Lines of data
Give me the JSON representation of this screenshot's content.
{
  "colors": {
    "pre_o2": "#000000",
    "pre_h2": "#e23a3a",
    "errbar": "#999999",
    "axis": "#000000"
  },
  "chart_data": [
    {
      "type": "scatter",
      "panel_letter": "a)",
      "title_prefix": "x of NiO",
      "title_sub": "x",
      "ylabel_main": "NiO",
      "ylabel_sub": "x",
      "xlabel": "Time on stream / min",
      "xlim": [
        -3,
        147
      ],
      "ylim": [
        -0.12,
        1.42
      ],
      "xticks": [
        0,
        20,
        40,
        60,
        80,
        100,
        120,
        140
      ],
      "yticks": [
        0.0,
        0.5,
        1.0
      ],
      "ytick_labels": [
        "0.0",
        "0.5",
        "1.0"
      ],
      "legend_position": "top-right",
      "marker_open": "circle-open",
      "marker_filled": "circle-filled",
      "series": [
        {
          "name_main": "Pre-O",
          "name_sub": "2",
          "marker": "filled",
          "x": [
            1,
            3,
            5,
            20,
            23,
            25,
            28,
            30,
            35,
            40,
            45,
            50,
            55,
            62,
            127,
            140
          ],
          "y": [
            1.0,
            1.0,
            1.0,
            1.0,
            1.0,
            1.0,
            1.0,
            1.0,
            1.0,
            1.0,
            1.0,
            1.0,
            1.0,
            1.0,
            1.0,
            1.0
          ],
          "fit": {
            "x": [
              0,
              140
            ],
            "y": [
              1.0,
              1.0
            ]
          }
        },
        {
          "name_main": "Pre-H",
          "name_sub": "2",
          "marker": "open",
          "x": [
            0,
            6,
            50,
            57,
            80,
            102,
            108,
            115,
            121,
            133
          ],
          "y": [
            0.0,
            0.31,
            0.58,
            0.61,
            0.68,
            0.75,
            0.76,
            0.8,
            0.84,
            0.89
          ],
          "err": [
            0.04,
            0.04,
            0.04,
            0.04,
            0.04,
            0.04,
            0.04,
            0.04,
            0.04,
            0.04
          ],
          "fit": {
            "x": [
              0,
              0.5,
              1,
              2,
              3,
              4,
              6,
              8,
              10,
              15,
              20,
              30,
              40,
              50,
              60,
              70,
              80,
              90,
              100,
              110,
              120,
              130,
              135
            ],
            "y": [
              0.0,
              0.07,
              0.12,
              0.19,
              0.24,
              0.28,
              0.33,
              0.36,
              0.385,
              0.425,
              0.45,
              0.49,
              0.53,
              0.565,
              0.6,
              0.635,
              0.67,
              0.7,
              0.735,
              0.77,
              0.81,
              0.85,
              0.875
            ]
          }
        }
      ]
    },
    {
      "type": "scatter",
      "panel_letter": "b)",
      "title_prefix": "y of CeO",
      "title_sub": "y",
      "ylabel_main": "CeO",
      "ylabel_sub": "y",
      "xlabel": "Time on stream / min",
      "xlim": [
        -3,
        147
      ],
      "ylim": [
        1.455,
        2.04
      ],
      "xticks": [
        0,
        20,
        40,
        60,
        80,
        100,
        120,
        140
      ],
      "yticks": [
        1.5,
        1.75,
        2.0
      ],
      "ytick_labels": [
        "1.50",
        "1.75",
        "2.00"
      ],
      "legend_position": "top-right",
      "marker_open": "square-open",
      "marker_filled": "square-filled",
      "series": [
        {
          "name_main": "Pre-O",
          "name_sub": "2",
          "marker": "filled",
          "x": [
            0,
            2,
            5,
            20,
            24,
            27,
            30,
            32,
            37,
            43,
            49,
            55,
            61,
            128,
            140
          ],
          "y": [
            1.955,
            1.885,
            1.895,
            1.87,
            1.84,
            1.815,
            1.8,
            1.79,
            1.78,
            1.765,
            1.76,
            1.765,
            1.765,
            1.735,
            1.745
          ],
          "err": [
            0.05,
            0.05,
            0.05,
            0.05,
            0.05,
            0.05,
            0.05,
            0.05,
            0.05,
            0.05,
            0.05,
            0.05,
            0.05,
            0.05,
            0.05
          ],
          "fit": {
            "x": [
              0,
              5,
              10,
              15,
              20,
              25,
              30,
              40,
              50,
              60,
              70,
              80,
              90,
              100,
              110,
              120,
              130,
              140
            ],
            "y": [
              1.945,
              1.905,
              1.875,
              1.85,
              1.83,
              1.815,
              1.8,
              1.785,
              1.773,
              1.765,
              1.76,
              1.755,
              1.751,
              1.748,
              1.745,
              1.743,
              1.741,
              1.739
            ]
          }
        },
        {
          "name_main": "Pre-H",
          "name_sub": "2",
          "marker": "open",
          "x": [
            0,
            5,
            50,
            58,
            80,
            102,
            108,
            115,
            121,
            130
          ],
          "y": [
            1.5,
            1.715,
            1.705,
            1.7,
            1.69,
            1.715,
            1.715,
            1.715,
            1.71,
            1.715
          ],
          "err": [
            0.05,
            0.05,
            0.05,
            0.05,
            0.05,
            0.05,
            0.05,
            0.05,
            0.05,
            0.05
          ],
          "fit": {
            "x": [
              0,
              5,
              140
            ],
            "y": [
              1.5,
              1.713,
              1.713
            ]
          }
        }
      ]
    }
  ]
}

• _What to do_
Repeat the records exactly, including every line.

• _Written response_
Give me the JSON representation of this screenshot's content.
{
  "colors": {
    "pre_o2": "#000000",
    "pre_h2": "#e23a3a",
    "errbar": "#999999",
    "axis": "#000000"
  },
  "chart_data": [
    {
      "type": "scatter",
      "panel_letter": "a)",
      "title_prefix": "x of NiO",
      "title_sub": "x",
      "ylabel_main": "NiO",
      "ylabel_sub": "x",
      "xlabel": "Time on stream / min",
      "xlim": [
        -3,
        147
      ],
      "ylim": [
        -0.12,
        1.42
      ],
      "xticks": [
        0,
        20,
        40,
        60,
        80,
        100,
        120,
        140
      ],
      "yticks": [
        0.0,
        0.5,
        1.0
      ],
      "ytick_labels": [
        "0.0",
        "0.5",
        "1.0"
      ],
      "legend_position": "top-right",
      "marker_open": "circle-open",
      "marker_filled": "circle-filled",
      "series": [
        {
          "name_main": "Pre-O",
          "name_sub": "2",
          "marker": "filled",
          "x": [
            1,
            3,
            5,
            20,
            23,
            25,
            28,
            30,
            35,
            40,
            45,
            50,
            55,
            62,
            127,
            140
          ],
          "y": [
            1.0,
            1.0,
            1.0,
            1.0,
            1.0,
            1.0,
            1.0,
            1.0,
            1.0,
            1.0,
            1.0,
            1.0,
            1.0,
            1.0,
            1.0,
            1.0
          ],
          "fit": {
            "x": [
              0,
              140
            ],
            "y": [
              1.0,
              1.0
            ]
          }
        },
        {
          "name_main": "Pre-H",
          "name_sub": "2",
          "marker": "open",
          "x": [
            0,
            6,
            50,
            57,
            80,
            102,
            108,
            115,
            121,
            133
          ],
          "y": [
            0.0,
            0.31,
            0.58,
            0.61,
            0.68,
            0.75,
            0.76,
            0.8,
            0.84,
            0.89
          ],
          "err": [
            0.04,
            0.04,
            0.04,
            0.04,
            0.04,
            0.04,
            0.04,
            0.04,
            0.04,
            0.04
          ],
          "fit": {
            "x": [
              0,
              0.5,
              1,
              2,
              3,
              4,
              6,
              8,
              10,
              15,
              20,
              30,
              40,
              50,
              60,
              70,
              80,
              90,
              100,
              110,
              120,
              130,
              135
            ],
            "y": [
              0.0,
              0.07,
              0.12,
              0.19,
              0.24,
              0.28,
              0.33,
              0.36,
              0.385,
              0.425,
              0.45,
              0.49,
              0.53,
              0.565,
              0.6,
              0.635,
              0.67,
              0.7,
              0.735,
              0.77,
              0.81,
              0.85,
              0.875
            ]
          }
        }
      ]
    },
    {
      "type": "scatter",
      "panel_letter": "b)",
      "title_prefix": "y of CeO",
      "title_sub": "y",
      "ylabel_main": "CeO",
      "ylabel_sub": "y",
      "xlabel": "Time on stream / min",
      "xlim": [
        -3,
        147
      ],
      "ylim": [
        1.455,
        2.04
      ],
      "xticks": [
        0,
        20,
        40,
        60,
        80,
        100,
        120,
        140
      ],
      "yticks": [
        1.5,
        1.75,
        2.0
      ],
      "ytick_labels": [
        "1.50",
        "1.75",
        "2.00"
      ],
      "legend_position": "top-right",
      "marker_open": "square-open",
      "marker_filled": "square-filled",
      "series": [
        {
          "name_main": "Pre-O",
          "name_sub": "2",
          "marker": "filled",
          "x": [
            0,
            2,
            5,
            20,
            24,
            27,
            30,
            32,
            37,
            43,
            49,
            55,
            61,
            128,
            140
          ],
          "y": [
            1.955,
            1.885,
            1.895,
            1.87,
            1.84,
            1.815,
            1.8,
            1.79,
            1.78,
            1.765,
            1.76,
            1.765,
            1.765,
            1.735,
            1.745
          ],
          "err": [
            0.05,
            0.05,
            0.05,
            0.05,
            0.05,
            0.05,
            0.05,
            0.05,
            0.05,
            0.05,
            0.05,
            0.05,
            0.05,
            0.05,
            0.05
          ],
          "fit": {
            "x": [
              0,
              5,
              10,
              15,
              20,
              25,
              30,
              40,
              50,
              60,
              70,
              80,
              90,
              100,
              110,
              120,
              130,
              140
            ],
            "y": [
              1.945,
              1.905,
              1.875,
              1.85,
              1.83,
              1.815,
              1.8,
              1.785,
              1.773,
              1.765,
              1.76,
              1.755,
              1.751,
              1.748,
              1.745,
              1.743,
              1.741,
              1.739
            ]
          }
        },
        {
          "name_main": "Pre-H",
          "name_sub": "2",
          "marker": "open",
          "x": [
            0,
            5,
            50,
            58,
            80,
            102,
            108,
            115,
            121,
            130
          ],
          "y": [
            1.5,
            1.715,
            1.705,
            1.7,
            1.69,
            1.715,
            1.715,
            1.715,
            1.71,
            1.715
          ],
          "err": [
            0.05,
            0.05,
            0.05,
            0.05,
            0.05,
            0.05,
            0.05,
            0.05,
            0.05,
            0.05
          ],
          "fit": {
            "x": [
              0,
              5,
              140
            ],
            "y": [
              1.5,
              1.713,
              1.713
            ]
          }
        }
      ]
    }
  ]
}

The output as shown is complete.